Your task is to give the data again, exactly, with every line intact.

▬▬▬

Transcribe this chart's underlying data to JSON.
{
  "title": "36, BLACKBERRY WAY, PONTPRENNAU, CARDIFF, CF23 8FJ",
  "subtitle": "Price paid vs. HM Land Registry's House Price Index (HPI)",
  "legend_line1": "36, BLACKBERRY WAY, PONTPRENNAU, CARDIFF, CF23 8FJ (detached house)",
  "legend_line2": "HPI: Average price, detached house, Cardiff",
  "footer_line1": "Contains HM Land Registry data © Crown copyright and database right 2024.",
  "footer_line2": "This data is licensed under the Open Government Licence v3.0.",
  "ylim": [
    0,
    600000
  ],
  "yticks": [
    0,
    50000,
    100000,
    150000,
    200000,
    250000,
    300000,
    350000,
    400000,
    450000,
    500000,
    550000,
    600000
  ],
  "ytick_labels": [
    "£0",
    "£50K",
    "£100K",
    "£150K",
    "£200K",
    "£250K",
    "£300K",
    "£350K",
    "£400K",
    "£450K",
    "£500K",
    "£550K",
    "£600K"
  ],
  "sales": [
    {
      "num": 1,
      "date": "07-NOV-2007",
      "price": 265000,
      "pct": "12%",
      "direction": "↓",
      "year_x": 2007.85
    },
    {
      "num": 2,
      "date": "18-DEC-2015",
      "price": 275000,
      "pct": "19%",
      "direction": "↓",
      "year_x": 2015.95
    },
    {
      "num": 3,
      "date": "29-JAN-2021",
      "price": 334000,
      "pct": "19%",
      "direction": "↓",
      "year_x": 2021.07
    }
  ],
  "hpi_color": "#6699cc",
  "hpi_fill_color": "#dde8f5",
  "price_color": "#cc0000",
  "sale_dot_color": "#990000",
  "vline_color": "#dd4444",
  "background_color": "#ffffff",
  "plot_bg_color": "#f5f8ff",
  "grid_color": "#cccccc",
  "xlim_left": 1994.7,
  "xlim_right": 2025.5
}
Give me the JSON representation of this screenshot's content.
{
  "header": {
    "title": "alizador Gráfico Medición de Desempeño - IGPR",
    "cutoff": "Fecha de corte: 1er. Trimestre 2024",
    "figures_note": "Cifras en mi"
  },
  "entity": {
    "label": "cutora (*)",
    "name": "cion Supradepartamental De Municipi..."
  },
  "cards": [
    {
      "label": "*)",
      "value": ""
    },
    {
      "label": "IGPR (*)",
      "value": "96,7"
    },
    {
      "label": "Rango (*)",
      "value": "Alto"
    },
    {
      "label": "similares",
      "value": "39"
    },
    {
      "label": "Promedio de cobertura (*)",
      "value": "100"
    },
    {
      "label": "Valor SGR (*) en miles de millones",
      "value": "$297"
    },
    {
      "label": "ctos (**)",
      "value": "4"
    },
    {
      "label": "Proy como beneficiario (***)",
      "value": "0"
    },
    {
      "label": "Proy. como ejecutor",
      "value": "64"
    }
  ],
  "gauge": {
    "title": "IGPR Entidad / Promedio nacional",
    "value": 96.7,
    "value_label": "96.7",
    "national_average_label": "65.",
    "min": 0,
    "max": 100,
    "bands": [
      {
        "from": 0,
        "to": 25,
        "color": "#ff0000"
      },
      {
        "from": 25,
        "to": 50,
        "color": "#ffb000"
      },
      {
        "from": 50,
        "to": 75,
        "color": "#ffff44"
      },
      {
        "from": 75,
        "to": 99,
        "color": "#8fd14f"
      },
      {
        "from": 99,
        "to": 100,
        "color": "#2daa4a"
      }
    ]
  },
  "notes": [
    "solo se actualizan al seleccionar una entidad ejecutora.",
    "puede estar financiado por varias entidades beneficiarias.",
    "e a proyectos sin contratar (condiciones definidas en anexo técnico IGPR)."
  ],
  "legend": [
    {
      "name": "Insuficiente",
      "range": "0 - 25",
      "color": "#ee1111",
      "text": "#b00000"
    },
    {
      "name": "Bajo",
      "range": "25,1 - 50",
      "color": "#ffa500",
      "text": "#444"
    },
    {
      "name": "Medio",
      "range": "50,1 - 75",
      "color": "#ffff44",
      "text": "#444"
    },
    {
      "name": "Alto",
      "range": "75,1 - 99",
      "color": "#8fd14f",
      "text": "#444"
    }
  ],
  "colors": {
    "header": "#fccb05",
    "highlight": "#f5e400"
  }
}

▬▬▬

= Final result =
Transcribe this chart's underlying data to JSON.
{
  "title": "36, BLACKBERRY WAY, PONTPRENNAU, CARDIFF, CF23 8FJ",
  "subtitle": "Price paid vs. HM Land Registry's House Price Index (HPI)",
  "legend_line1": "36, BLACKBERRY WAY, PONTPRENNAU, CARDIFF, CF23 8FJ (detached house)",
  "legend_line2": "HPI: Average price, detached house, Cardiff",
  "footer_line1": "Contains HM Land Registry data © Crown copyright and database right 2024.",
  "footer_line2": "This data is licensed under the Open Government Licence v3.0.",
  "ylim": [
    0,
    600000
  ],
  "yticks": [
    0,
    50000,
    100000,
    150000,
    200000,
    250000,
    300000,
    350000,
    400000,
    450000,
    500000,
    550000,
    600000
  ],
  "ytick_labels": [
    "£0",
    "£50K",
    "£100K",
    "£150K",
    "£200K",
    "£250K",
    "£300K",
    "£350K",
    "£400K",
    "£450K",
    "£500K",
    "£550K",
    "£600K"
  ],
  "sales": [
    {
      "num": 1,
      "date": "07-NOV-2007",
      "price": 265000,
      "pct": "12%",
      "direction": "↓",
      "year_x": 2007.85
    },
    {
      "num": 2,
      "date": "18-DEC-2015",
      "price": 275000,
      "pct": "19%",
      "direction": "↓",
      "year_x": 2015.95
    },
    {
      "num": 3,
      "date": "29-JAN-2021",
      "price": 334000,
      "pct": "19%",
      "direction": "↓",
      "year_x": 2021.07
    }
  ],
  "hpi_color": "#6699cc",
  "hpi_fill_color": "#dde8f5",
  "price_color": "#cc0000",
  "sale_dot_color": "#990000",
  "vline_color": "#dd4444",
  "background_color": "#ffffff",
  "plot_bg_color": "#f5f8ff",
  "grid_color": "#cccccc",
  "xlim_left": 1994.7,
  "xlim_right": 2025.5
}
Give me the JSON representation of this screenshot's content.
{
  "header": {
    "title": "alizador Gráfico Medición de Desempeño - IGPR",
    "cutoff": "Fecha de corte: 1er. Trimestre 2024",
    "figures_note": "Cifras en mi"
  },
  "entity": {
    "label": "cutora (*)",
    "name": "cion Supradepartamental De Municipi..."
  },
  "cards": [
    {
      "label": "*)",
      "value": ""
    },
    {
      "label": "IGPR (*)",
      "value": "96,7"
    },
    {
      "label": "Rango (*)",
      "value": "Alto"
    },
    {
      "label": "similares",
      "value": "39"
    },
    {
      "label": "Promedio de cobertura (*)",
      "value": "100"
    },
    {
      "label": "Valor SGR (*) en miles de millones",
      "value": "$297"
    },
    {
      "label": "ctos (**)",
      "value": "4"
    },
    {
      "label": "Proy como beneficiario (***)",
      "value": "0"
    },
    {
      "label": "Proy. como ejecutor",
      "value": "64"
    }
  ],
  "gauge": {
    "title": "IGPR Entidad / Promedio nacional",
    "value": 96.7,
    "value_label": "96.7",
    "national_average_label": "65.",
    "min": 0,
    "max": 100,
    "bands": [
      {
        "from": 0,
        "to": 25,
        "color": "#ff0000"
      },
      {
        "from": 25,
        "to": 50,
        "color": "#ffb000"
      },
      {
        "from": 50,
        "to": 75,
        "color": "#ffff44"
      },
      {
        "from": 75,
        "to": 99,
        "color": "#8fd14f"
      },
      {
        "from": 99,
        "to": 100,
        "color": "#2daa4a"
      }
    ]
  },
  "notes": [
    "solo se actualizan al seleccionar una entidad ejecutora.",
    "puede estar financiado por varias entidades beneficiarias.",
    "e a proyectos sin contratar (condiciones definidas en anexo técnico IGPR)."
  ],
  "legend": [
    {
      "name": "Insuficiente",
      "range": "0 - 25",
      "color": "#ee1111",
      "text": "#b00000"
    },
    {
      "name": "Bajo",
      "range": "25,1 - 50",
      "color": "#ffa500",
      "text": "#444"
    },
    {
      "name": "Medio",
      "range": "50,1 - 75",
      "color": "#ffff44",
      "text": "#444"
    },
    {
      "name": "Alto",
      "range": "75,1 - 99",
      "color": "#8fd14f",
      "text": "#444"
    }
  ],
  "colors": {
    "header": "#fccb05",
    "highlight": "#f5e400"
  }
}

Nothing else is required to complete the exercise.